* [Exercise directions] Repeat every record below exactly, omitting any pictures.

-- Records for the exercise start --

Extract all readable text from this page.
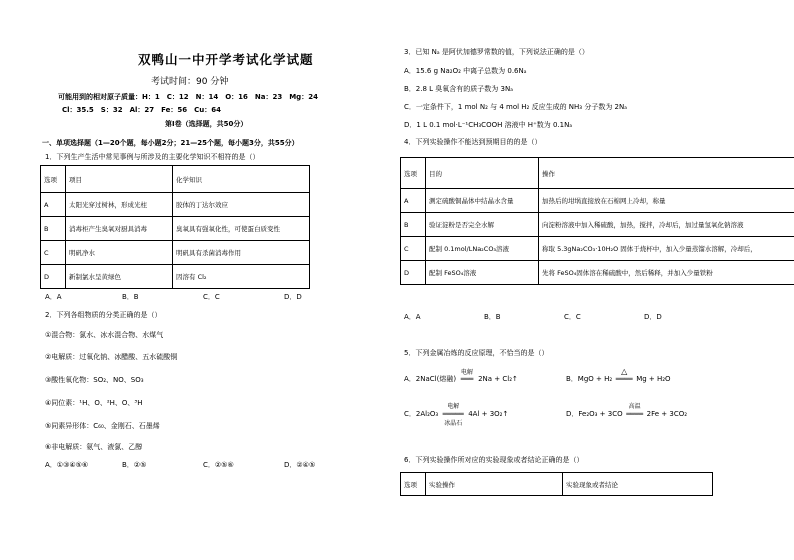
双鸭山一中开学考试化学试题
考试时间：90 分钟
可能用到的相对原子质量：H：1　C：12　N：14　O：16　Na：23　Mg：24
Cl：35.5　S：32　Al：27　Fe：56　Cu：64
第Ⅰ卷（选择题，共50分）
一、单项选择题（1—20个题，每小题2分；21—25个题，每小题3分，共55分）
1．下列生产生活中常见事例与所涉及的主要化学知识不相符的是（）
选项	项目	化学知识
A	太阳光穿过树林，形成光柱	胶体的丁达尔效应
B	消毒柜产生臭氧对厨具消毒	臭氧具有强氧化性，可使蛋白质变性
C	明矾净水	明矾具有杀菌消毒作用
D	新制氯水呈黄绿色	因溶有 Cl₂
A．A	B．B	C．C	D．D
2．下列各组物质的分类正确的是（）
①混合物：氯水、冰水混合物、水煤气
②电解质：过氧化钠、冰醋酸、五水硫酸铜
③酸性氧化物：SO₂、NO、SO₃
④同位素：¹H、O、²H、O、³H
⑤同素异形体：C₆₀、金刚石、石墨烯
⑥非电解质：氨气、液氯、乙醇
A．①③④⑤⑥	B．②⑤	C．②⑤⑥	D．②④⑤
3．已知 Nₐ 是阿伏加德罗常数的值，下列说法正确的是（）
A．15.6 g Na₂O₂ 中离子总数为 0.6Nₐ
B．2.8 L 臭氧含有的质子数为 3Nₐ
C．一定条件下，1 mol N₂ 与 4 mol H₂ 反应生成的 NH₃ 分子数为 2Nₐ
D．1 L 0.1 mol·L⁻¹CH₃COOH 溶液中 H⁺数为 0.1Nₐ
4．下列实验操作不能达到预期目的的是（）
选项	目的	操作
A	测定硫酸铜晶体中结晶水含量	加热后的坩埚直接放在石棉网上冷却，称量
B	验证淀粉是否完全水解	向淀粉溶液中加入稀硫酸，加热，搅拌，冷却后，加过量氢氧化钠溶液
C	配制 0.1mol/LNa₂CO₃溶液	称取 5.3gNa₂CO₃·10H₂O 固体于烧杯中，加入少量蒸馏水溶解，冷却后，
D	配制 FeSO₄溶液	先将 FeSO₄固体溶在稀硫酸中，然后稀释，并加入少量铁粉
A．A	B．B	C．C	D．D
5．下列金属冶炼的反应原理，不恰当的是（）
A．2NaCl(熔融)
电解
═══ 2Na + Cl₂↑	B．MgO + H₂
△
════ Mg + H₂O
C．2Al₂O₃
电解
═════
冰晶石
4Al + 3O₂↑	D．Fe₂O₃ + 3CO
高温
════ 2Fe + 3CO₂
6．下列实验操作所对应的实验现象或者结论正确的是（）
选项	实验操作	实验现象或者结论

-- Records for the exercise end --

* [Response]
Extract all readable text from this page.
双鸭山一中开学考试化学试题
考试时间：90 分钟
可能用到的相对原子质量：H：1　C：12　N：14　O：16　Na：23　Mg：24
Cl：35.5　S：32　Al：27　Fe：56　Cu：64
第Ⅰ卷（选择题，共50分）
一、单项选择题（1—20个题，每小题2分；21—25个题，每小题3分，共55分）
1．下列生产生活中常见事例与所涉及的主要化学知识不相符的是（）
选项	项目	化学知识
A	太阳光穿过树林，形成光柱	胶体的丁达尔效应
B	消毒柜产生臭氧对厨具消毒	臭氧具有强氧化性，可使蛋白质变性
C	明矾净水	明矾具有杀菌消毒作用
D	新制氯水呈黄绿色	因溶有 Cl₂
A．A	B．B	C．C	D．D
2．下列各组物质的分类正确的是（）
①混合物：氯水、冰水混合物、水煤气
②电解质：过氧化钠、冰醋酸、五水硫酸铜
③酸性氧化物：SO₂、NO、SO₃
④同位素：¹H、O、²H、O、³H
⑤同素异形体：C₆₀、金刚石、石墨烯
⑥非电解质：氨气、液氯、乙醇
A．①③④⑤⑥	B．②⑤	C．②⑤⑥	D．②④⑤
3．已知 Nₐ 是阿伏加德罗常数的值，下列说法正确的是（）
A．15.6 g Na₂O₂ 中离子总数为 0.6Nₐ
B．2.8 L 臭氧含有的质子数为 3Nₐ
C．一定条件下，1 mol N₂ 与 4 mol H₂ 反应生成的 NH₃ 分子数为 2Nₐ
D．1 L 0.1 mol·L⁻¹CH₃COOH 溶液中 H⁺数为 0.1Nₐ
4．下列实验操作不能达到预期目的的是（）
选项	目的	操作
A	测定硫酸铜晶体中结晶水含量	加热后的坩埚直接放在石棉网上冷却，称量
B	验证淀粉是否完全水解	向淀粉溶液中加入稀硫酸，加热，搅拌，冷却后，加过量氢氧化钠溶液
C	配制 0.1mol/LNa₂CO₃溶液	称取 5.3gNa₂CO₃·10H₂O 固体于烧杯中，加入少量蒸馏水溶解，冷却后，
D	配制 FeSO₄溶液	先将 FeSO₄固体溶在稀硫酸中，然后稀释，并加入少量铁粉
A．A	B．B	C．C	D．D
5．下列金属冶炼的反应原理，不恰当的是（）
A．2NaCl(熔融)
电解
═══ 2Na + Cl₂↑	B．MgO + H₂
△
════ Mg + H₂O
C．2Al₂O₃
电解
═════
冰晶石
4Al + 3O₂↑	D．Fe₂O₃ + 3CO
高温
════ 2Fe + 3CO₂
6．下列实验操作所对应的实验现象或者结论正确的是（）
选项	实验操作	实验现象或者结论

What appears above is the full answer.